=== TO BE DONE ===
Pictures do not belong in the copy; quote every entry below exactly.

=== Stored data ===
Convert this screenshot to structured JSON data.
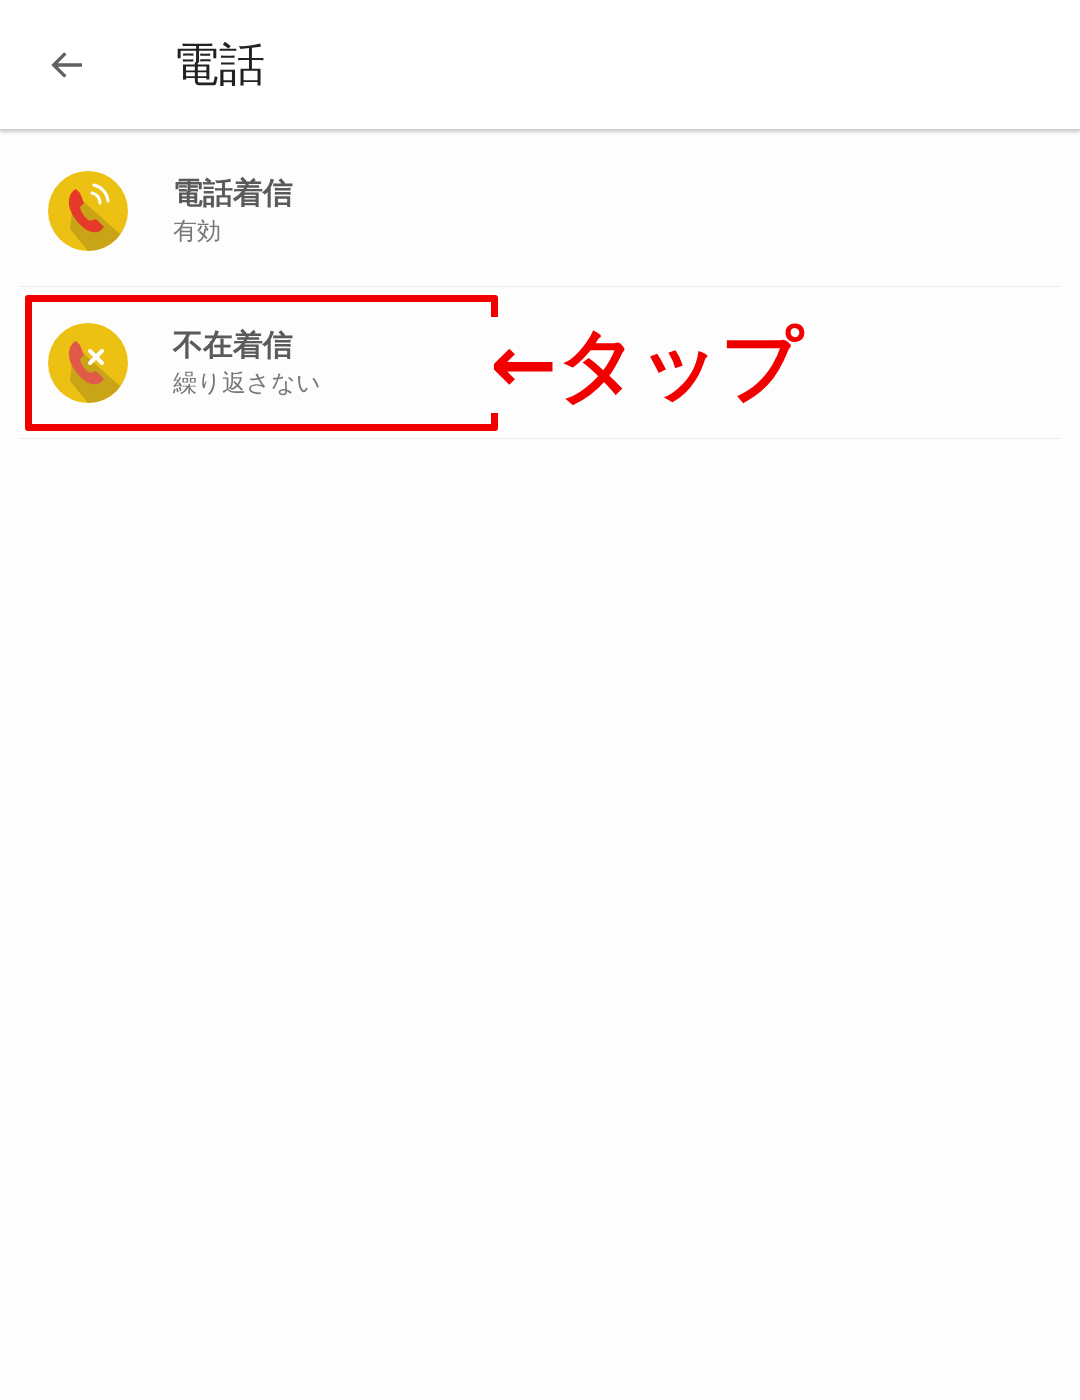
{
  "header": {
    "title": "電話"
  },
  "items": [
    {
      "kind": "incoming",
      "title": "電話着信",
      "subtitle": "有効",
      "highlighted": false
    },
    {
      "kind": "missed",
      "title": "不在着信",
      "subtitle": "繰り返さない",
      "highlighted": true
    }
  ],
  "annotation": {
    "text": "←タップ"
  }
}
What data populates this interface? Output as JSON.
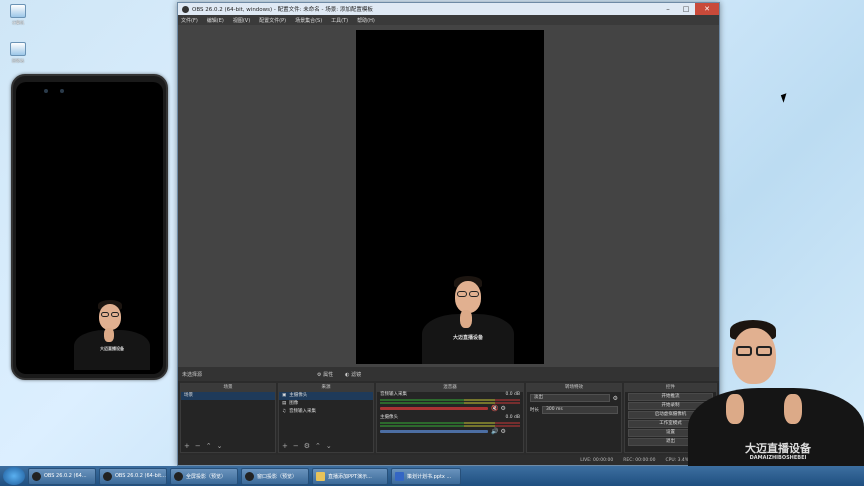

=== SOLUTION FOR THIS EXERCISE ===
Convert this screenshot to structured JSON data.
{
  "header": {
    "title": "電話"
  },
  "items": [
    {
      "kind": "incoming",
      "title": "電話着信",
      "subtitle": "有効",
      "highlighted": false
    },
    {
      "kind": "missed",
      "title": "不在着信",
      "subtitle": "繰り返さない",
      "highlighted": true
    }
  ],
  "annotation": {
    "text": "←タップ"
  }
}
What data populates this interface? Output as JSON.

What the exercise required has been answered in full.